Information given
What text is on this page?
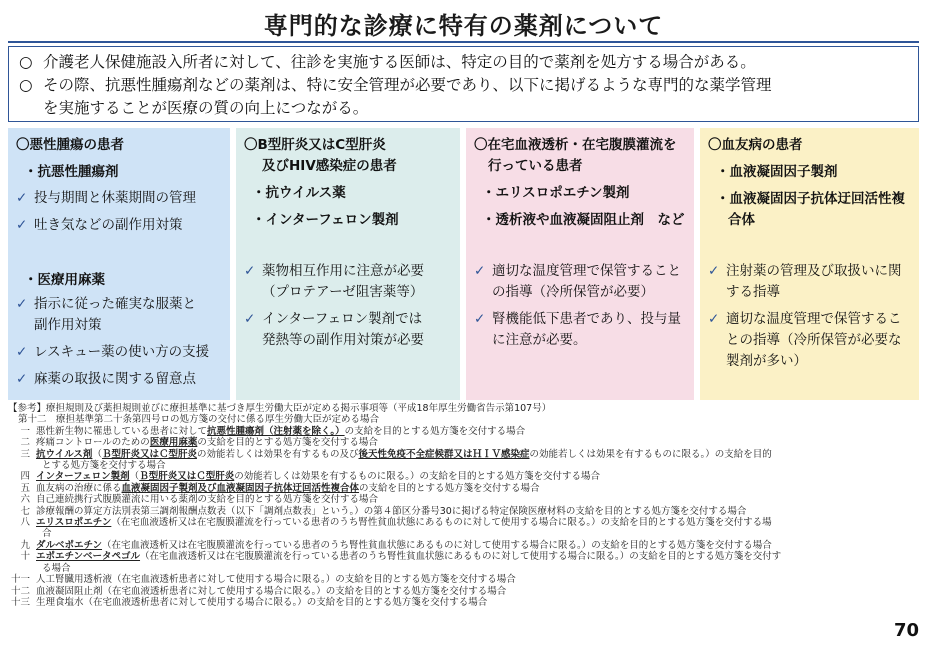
専門的な診療に特有の薬剤について
○ 介護老人保健施設入所者に対して、往診を実施する医師は、特定の目的で薬剤を処方する場合がある。
○ その際、抗悪性腫瘍剤などの薬剤は、特に安全管理が必要であり、以下に掲げるような専門的な薬学管理
を実施することが医療の質の向上につながる。
〇悪性腫瘍の患者
・抗悪性腫瘍剤
✓ 投与期間と休薬期間の管理
✓ 吐き気などの副作用対策
・医療用麻薬
✓ 指示に従った確実な服薬と
副作用対策
✓ レスキュー薬の使い方の支援
✓ 麻薬の取扱に関する留意点
〇B型肝炎又はC型肝炎
及びHIV感染症の患者
・抗ウイルス薬
・インターフェロン製剤
✓ 薬物相互作用に注意が必要
（プロテアーゼ阻害薬等）
✓ インターフェロン製剤では
発熱等の副作用対策が必要
〇在宅血液透析・在宅腹膜灌流を
行っている患者
・エリスロポエチン製剤
・透析液や血液凝固阻止剤　など
✓ 適切な温度管理で保管すること
の指導（冷所保管が必要）
✓ 腎機能低下患者であり、投与量
に注意が必要。
〇血友病の患者
・血液凝固因子製剤
・血液凝固因子抗体迂回活性複
合体
✓ 注射薬の管理及び取扱いに関
する指導
✓ 適切な温度管理で保管するこ
との指導（冷所保管が必要な
製剤が多い）
【参考】療担規則及び薬担規則並びに療担基準に基づき厚生労働大臣が定める掲示事項等（平成18年厚生労働省告示第107号）
第十二　療担基準第二十条第四号ロの処方箋の交付に係る厚生労働大臣が定める場合
一 悪性新生物に罹患している患者に対して抗悪性腫瘍剤（注射薬を除く。）の支給を目的とする処方箋を交付する場合
二 疼痛コントロールのための医療用麻薬の支給を目的とする処方箋を交付する場合
三 抗ウイルス剤（Ｂ型肝炎又はＣ型肝炎の効能若しくは効果を有するもの及び後天性免疫不全症候群又はＨＩＶ感染症の効能若しくは効果を有するものに限る。）の支給を目的
とする処方箋を交付する場合
四 インターフェロン製剤（Ｂ型肝炎又はＣ型肝炎の効能若しくは効果を有するものに限る。）の支給を目的とする処方箋を交付する場合
五 血友病の治療に係る血液凝固因子製剤及び血液凝固因子抗体迂回活性複合体の支給を目的とする処方箋を交付する場合
六 自己連続携行式腹膜灌流に用いる薬剤の支給を目的とする処方箋を交付する場合
七 診療報酬の算定方法別表第三調剤報酬点数表（以下「調剤点数表」という。）の第４節区分番号30に掲げる特定保険医療材料の支給を目的とする処方箋を交付する場合
八 エリスロポエチン（在宅血液透析又は在宅腹膜灌流を行っている患者のうち腎性貧血状態にあるものに対して使用する場合に限る。）の支給を目的とする処方箋を交付する場
合
九 ダルベポエチン（在宅血液透析又は在宅腹膜灌流を行っている患者のうち腎性貧血状態にあるものに対して使用する場合に限る。）の支給を目的とする処方箋を交付する場合
十 エポエチンベータペゴル（在宅血液透析又は在宅腹膜灌流を行っている患者のうち腎性貧血状態にあるものに対して使用する場合に限る。）の支給を目的とする処方箋を交付す
る場合
十一 人工腎臓用透析液（在宅血液透析患者に対して使用する場合に限る。）の支給を目的とする処方箋を交付する場合
十二 血液凝固阻止剤（在宅血液透析患者に対して使用する場合に限る。）の支給を目的とする処方箋を交付する場合
十三 生理食塩水（在宅血液透析患者に対して使用する場合に限る。）の支給を目的とする処方箋を交付する場合
70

Work required
Scan the records for the string "在宅血液透析患者に対して使用する場合に限る". Copy each line in which it appears.

Answer to this exercise
十一 人工腎臓用透析液（在宅血液透析患者に対して使用する場合に限る。）の支給を目的とする処方箋を交付する場合
十二 血液凝固阻止剤（在宅血液透析患者に対して使用する場合に限る。）の支給を目的とする処方箋を交付する場合
十三 生理食塩水（在宅血液透析患者に対して使用する場合に限る。）の支給を目的とする処方箋を交付する場合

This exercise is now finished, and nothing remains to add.